• **Records supplied**:
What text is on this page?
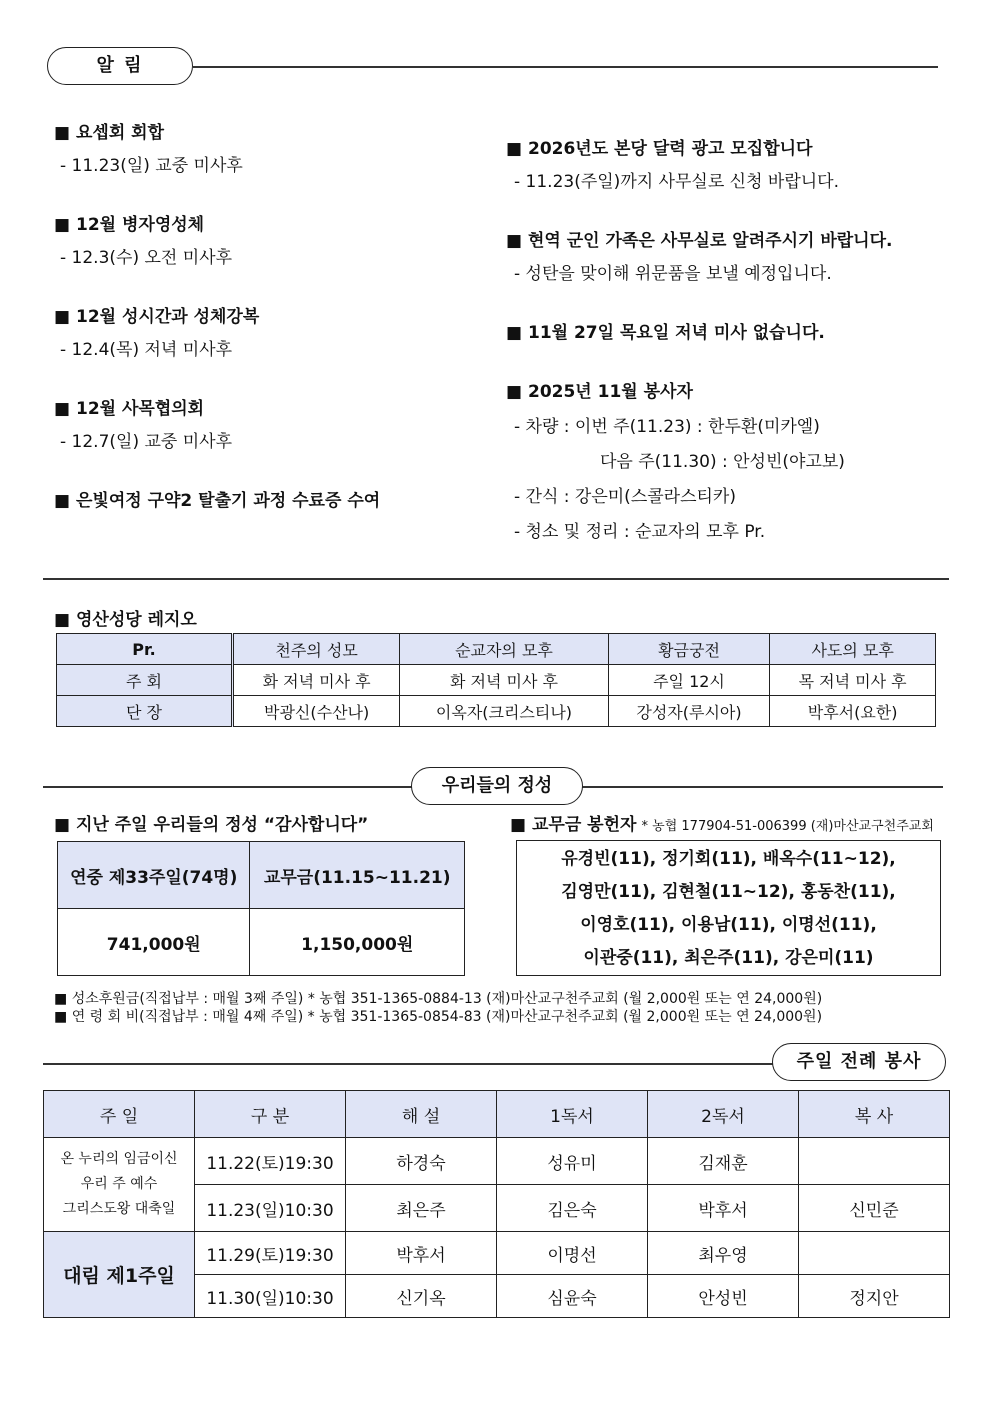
알 림
■ 요셉회 회합
- 11.23(일) 교중 미사후
■ 12월 병자영성체
- 12.3(수) 오전 미사후
■ 12월 성시간과 성체강복
- 12.4(목) 저녁 미사후
■ 12월 사목협의회
- 12.7(일) 교중 미사후
■ 은빛여정 구약2 탈출기 과정 수료증 수여
■ 2026년도 본당 달력 광고 모집합니다
- 11.23(주일)까지 사무실로 신청 바랍니다.
■ 현역 군인 가족은 사무실로 알려주시기 바랍니다.
- 성탄을 맞이해 위문품을 보낼 예정입니다.
■ 11월 27일 목요일 저녁 미사 없습니다.
■ 2025년 11월 봉사자
- 차량 : 이번 주(11.23) : 한두환(미카엘)
다음 주(11.30) : 안성빈(야고보)
- 간식 : 강은미(스콜라스티카)
- 청소 및 정리 : 순교자의 모후 Pr.
■ 영산성당 레지오
Pr.	천주의 성모	순교자의 모후	황금궁전	사도의 모후
주 회	화 저녁 미사 후	화 저녁 미사 후	주일 12시	목 저녁 미사 후
단 장	박광신(수산나)	이옥자(크리스티나)	강성자(루시아)	박후서(요한)
우리들의 정성
■ 지난 주일 우리들의 정성 “감사합니다”
연중 제33주일(74명)	교무금(11.15~11.21)
741,000원	1,150,000원
■ 교무금 봉헌자 * 농협 177904-51-006399 (재)마산교구천주교회
유경빈(11), 정기회(11), 배옥수(11~12),
김영만(11), 김현철(11~12), 홍동찬(11),
이영호(11), 이용남(11), 이명선(11),
이관중(11), 최은주(11), 강은미(11)
■ 성소후원금(직접납부 : 매월 3째 주일) * 농협 351-1365-0884-13 (재)마산교구천주교회 (월 2,000원 또는 연 24,000원)
■ 연 령 회 비(직접납부 : 매월 4째 주일) * 농협 351-1365-0854-83 (재)마산교구천주교회 (월 2,000원 또는 연 24,000원)
주일 전례 봉사
주 일	구 분	해 설	1독서	2독서	복 사

온 누리의 임금이신
우리 주 예수
그리스도왕 대축일	11.22(토)19:30	하경숙	성유미	김재훈	
	11.23(일)10:30	최은주	김은숙	박후서	신민준
대림 제1주일	11.29(토)19:30	박후서	이명선	최우영	
	11.30(일)10:30	신기옥	심윤숙	안성빈	정지안
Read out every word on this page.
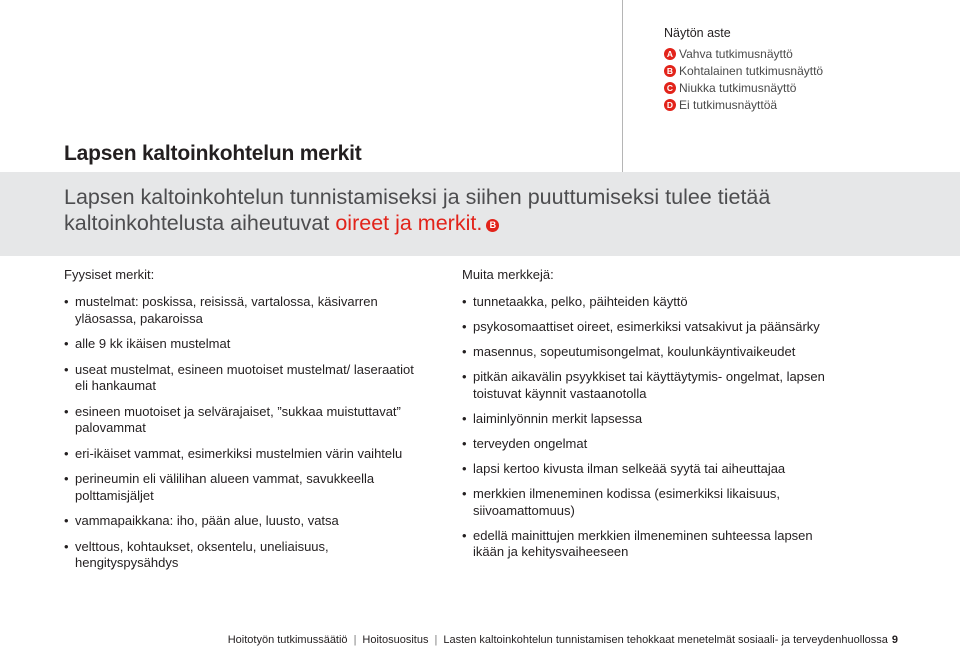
Näytön aste
A Vahva tutkimusnäyttö
B Kohtalainen tutkimusnäyttö
C Niukka tutkimusnäyttö
D Ei tutkimusnäyttöä
Lapsen kaltoinkohtelun merkit

Lapsen kaltoinkohtelun tunnistamiseksi ja siihen puuttumiseksi tulee tietää kaltoinkohtelusta aiheutuvat oireet ja merkit. B

Fyysiset merkit:
• mustelmat: poskissa, reisissä, vartalossa, käsivarren yläosassa, pakaroissa
• alle 9 kk ikäisen mustelmat
• useat mustelmat, esineen muotoiset mustelmat/ laseraatiot eli hankaumat
• esineen muotoiset ja selvärajaiset, ”sukkaa muistuttavat” palovammat
• eri-ikäiset vammat, esimerkiksi mustelmien värin vaihtelu
• perineumin eli välilihan alueen vammat, savukkeella polttamisjäljet
• vammapaikkana: iho, pään alue, luusto, vatsa
• velttous, kohtaukset, oksentelu, uneliaisuus, hengityspysähdys
Muita merkkejä:
• tunnetaakka, pelko, päihteiden käyttö
• psykosomaattiset oireet, esimerkiksi vatsakivut ja päänsärky
• masennus, sopeutumisongelmat, koulunkäyntivaikeudet
• pitkän aikavälin psyykkiset tai käyttäytymis- ongelmat, lapsen toistuvat käynnit vastaanotolla
• laiminlyönnin merkit lapsessa
• terveyden ongelmat
• lapsi kertoo kivusta ilman selkeää syytä tai aiheuttajaa
• merkkien ilmeneminen kodissa (esimerkiksi likaisuus, siivoamattomuus)
• edellä mainittujen merkkien ilmeneminen suhteessa lapsen ikään ja kehitysvaiheeseen
Hoitotyön tutkimussäätiö | Hoitosuositus | Lasten kaltoinkohtelun tunnistamisen tehokkaat menetelmät sosiaali- ja terveydenhuollossa 9
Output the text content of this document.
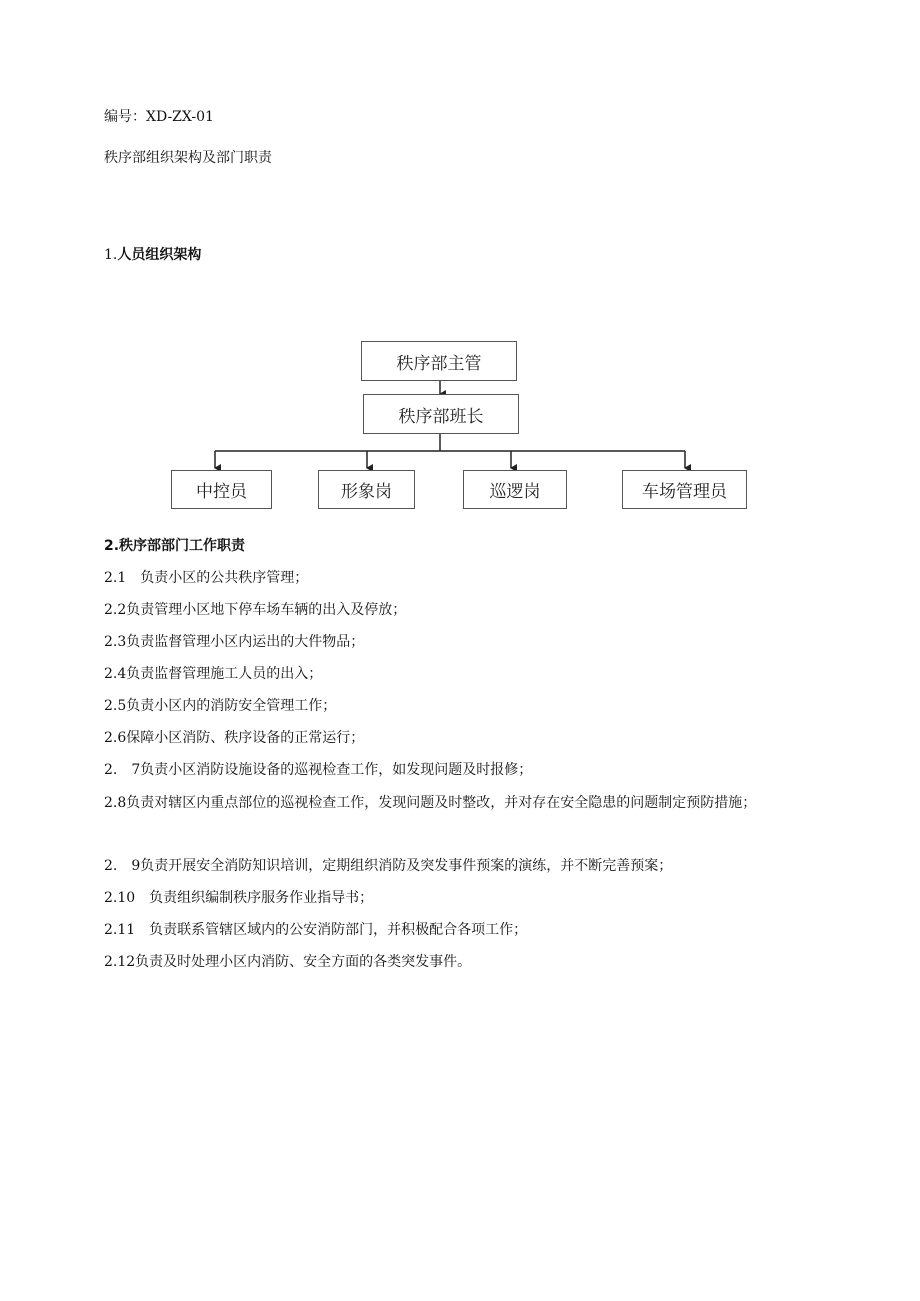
编号：XD-ZX-01
秩序部组织架构及部门职责
1.人员组织架构
秩序部主管
秩序部班长
中控员	形象岗	巡逻岗	车场管理员
2.秩序部部门工作职责
2.1　负责小区的公共秩序管理；
2.2负责管理小区地下停车场车辆的出入及停放；
2.3负责监督管理小区内运出的大件物品；
2.4负责监督管理施工人员的出入；
2.5负责小区内的消防安全管理工作；
2.6保障小区消防、秩序设备的正常运行；
2.　7负责小区消防设施设备的巡视检查工作，如发现问题及时报修；
2.8负责对辖区内重点部位的巡视检查工作，发现问题及时整改，并对存在安全隐患的问题制定预防措施；
2.　9负责开展安全消防知识培训，定期组织消防及突发事件预案的演练，并不断完善预案；
2.10　负责组织编制秩序服务作业指导书；
2.11　负责联系管辖区域内的公安消防部门，并积极配合各项工作；
2.12负责及时处理小区内消防、安全方面的各类突发事件。
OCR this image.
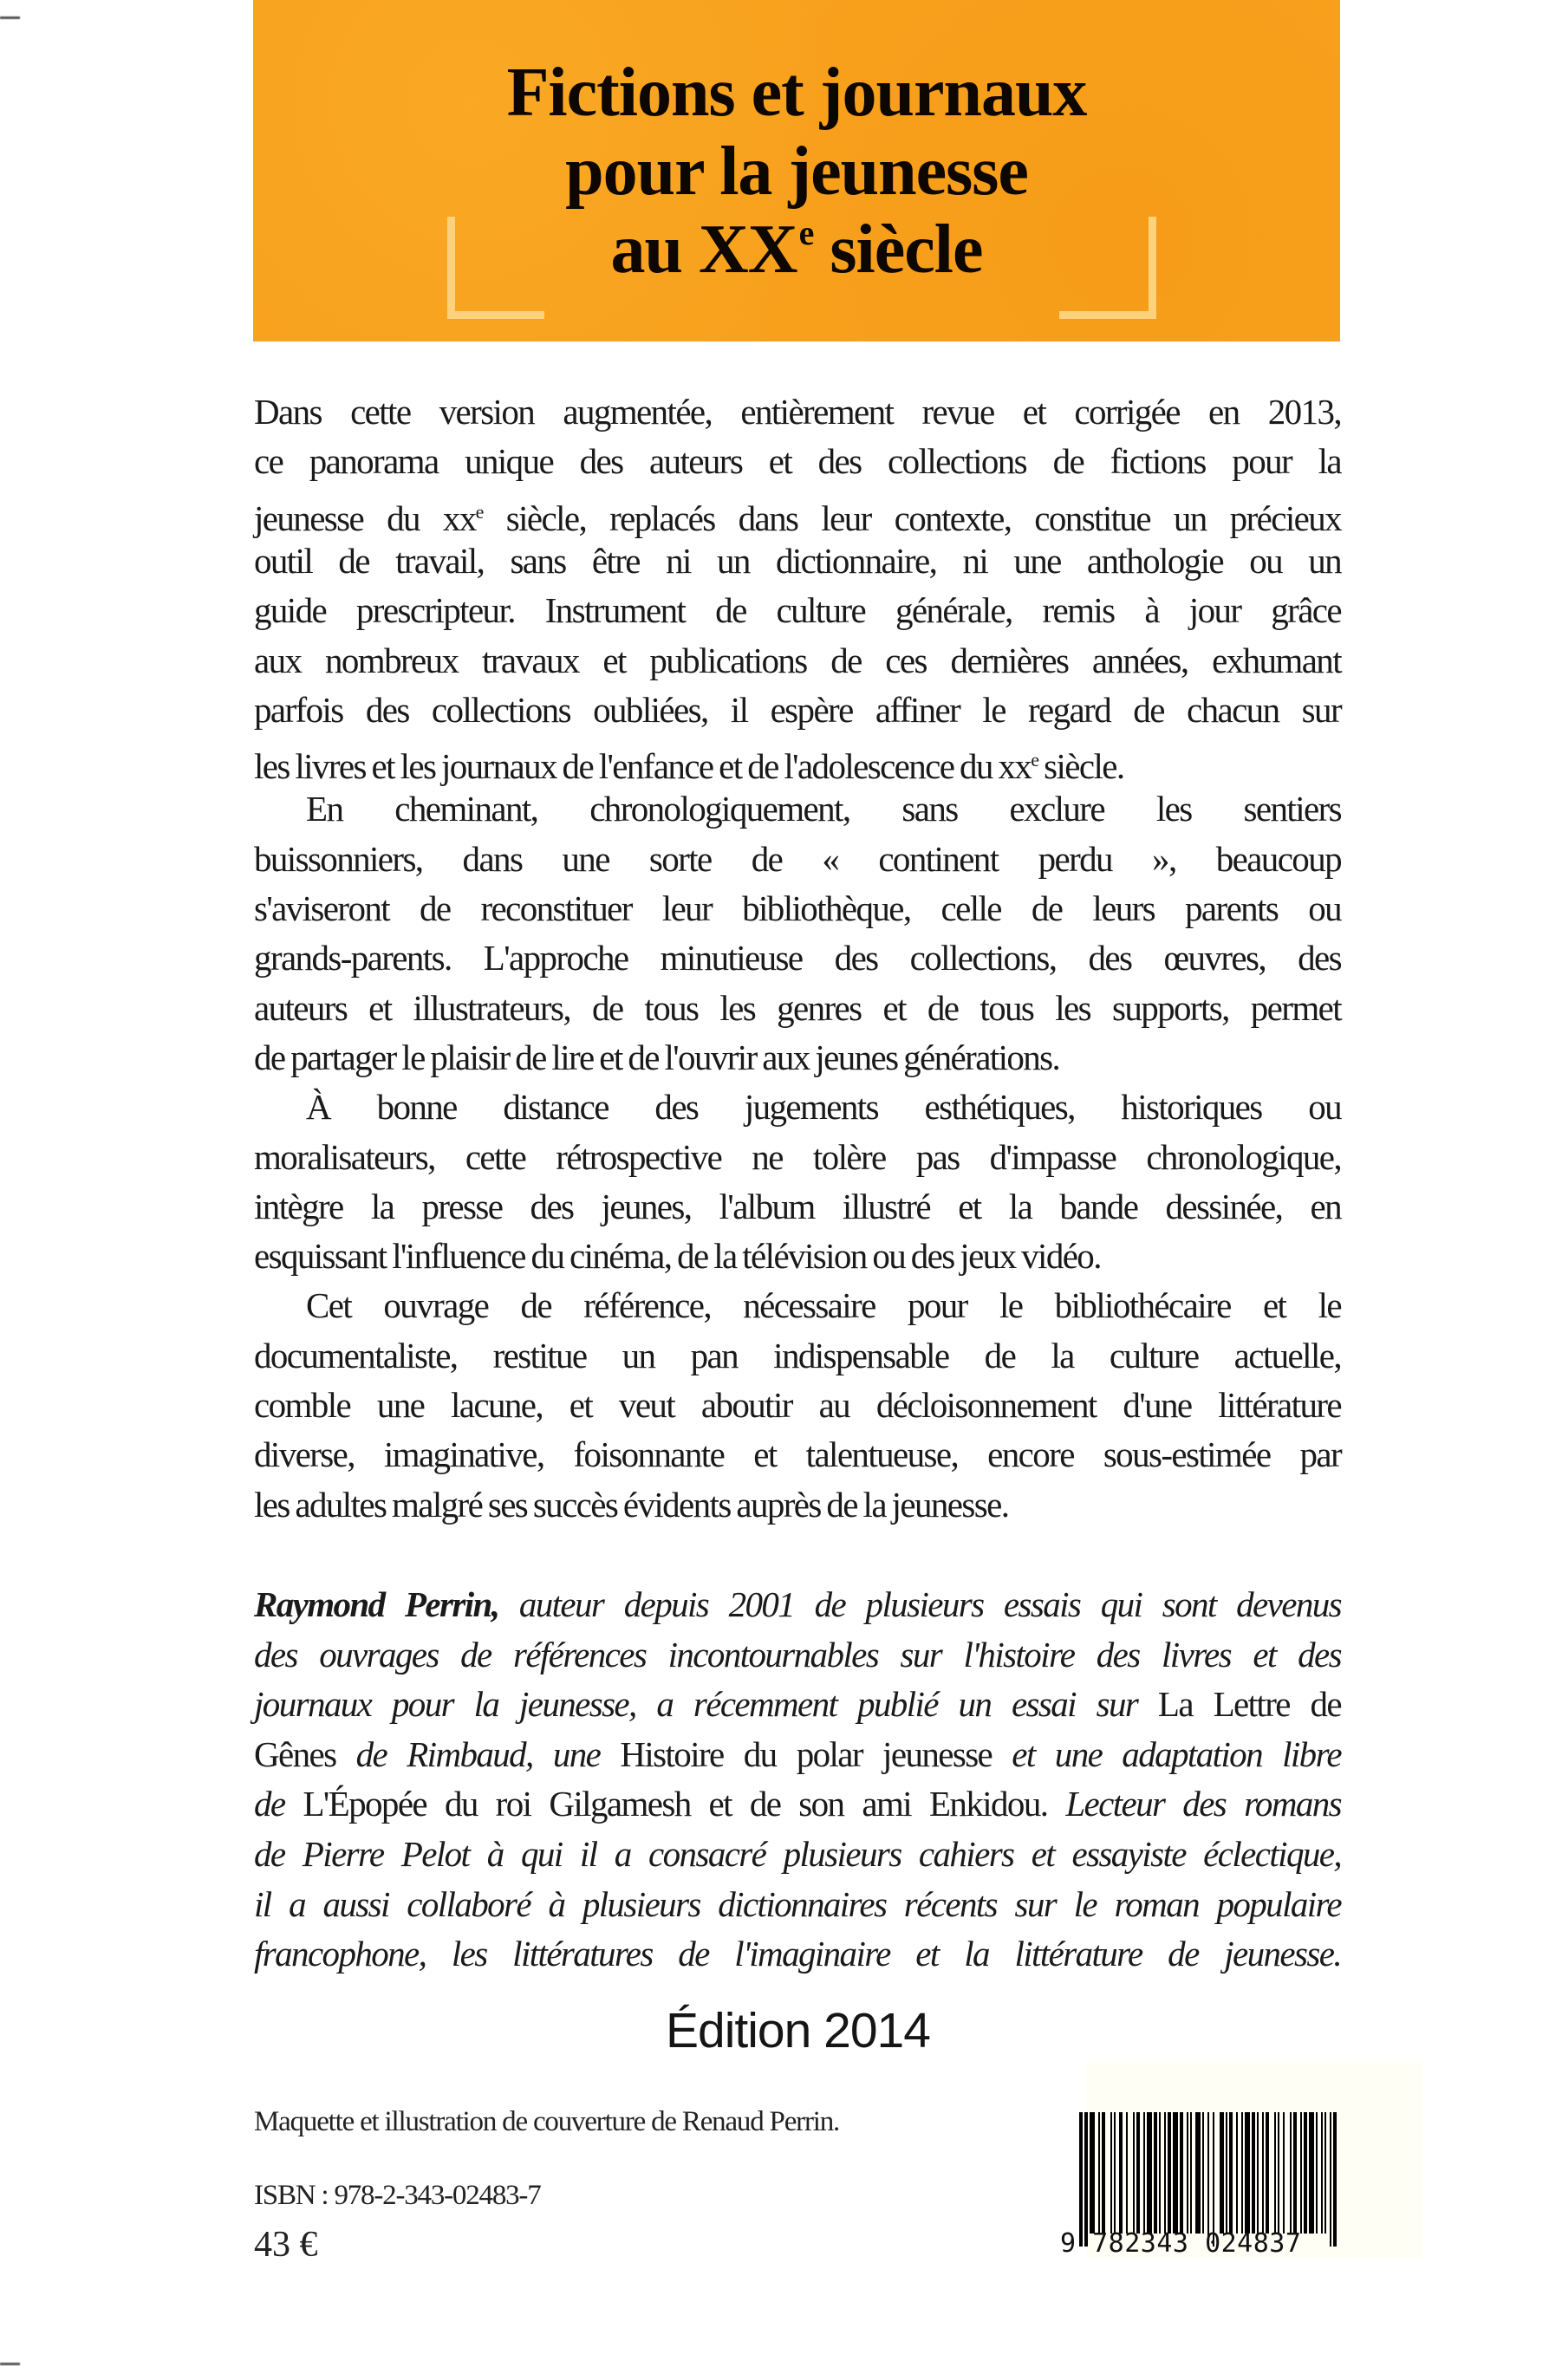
Fictions et journaux
pour la jeunesse
au XXe siècle
Dans cette version augmentée, entièrement revue et corrigée en 2013,
ce panorama unique des auteurs et des collections de fictions pour la
jeunesse du $xx^e$ siècle, replacés dans leur contexte, constitue un précieux
outil de travail, sans être ni un dictionnaire, ni une anthologie ou un
guide prescripteur. Instrument de culture générale, remis à jour grâce
aux nombreux travaux et publications de ces dernières années, exhumant
parfois des collections oubliées, il espère affiner le regard de chacun sur
les livres et les journaux de l'enfance et de l'adolescence du $xx^e$ siècle.
En cheminant, chronologiquement, sans exclure les sentiers
buissonniers, dans une sorte de « continent perdu », beaucoup
s'aviseront de reconstituer leur bibliothèque, celle de leurs parents ou
grands-parents. L'approche minutieuse des collections, des œuvres, des
auteurs et illustrateurs, de tous les genres et de tous les supports, permet
de partager le plaisir de lire et de l'ouvrir aux jeunes générations.
À bonne distance des jugements esthétiques, historiques ou
moralisateurs, cette rétrospective ne tolère pas d'impasse chronologique,
intègre la presse des jeunes, l'album illustré et la bande dessinée, en
esquissant l'influence du cinéma, de la télévision ou des jeux vidéo.
Cet ouvrage de référence, nécessaire pour le bibliothécaire et le
documentaliste, restitue un pan indispensable de la culture actuelle,
comble une lacune, et veut aboutir au décloisonnement d'une littérature
diverse, imaginative, foisonnante et talentueuse, encore sous-estimée par
les adultes malgré ses succès évidents auprès de la jeunesse.
Raymond Perrin, auteur depuis 2001 de plusieurs essais qui sont devenus
des ouvrages de références incontournables sur l'histoire des livres et des
journaux pour la jeunesse, a récemment publié un essai sur La Lettre de
Gênes de Rimbaud, une Histoire du polar jeunesse et une adaptation libre
de L'Épopée du roi Gilgamesh et de son ami Enkidou. Lecteur des romans
de Pierre Pelot à qui il a consacré plusieurs cahiers et essayiste éclectique,
il a aussi collaboré à plusieurs dictionnaires récents sur le roman populaire
francophone, les littératures de l'imaginaire et la littérature de jeunesse.
Édition 2014
Maquette et illustration de couverture de Renaud Perrin.
ISBN : 978-2-343-02483-7
43 €	9 782343 024837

• **Your task**: Looking at the records above, tally the lines holding "livres" and reply with that number only.

• **Correct output**: 2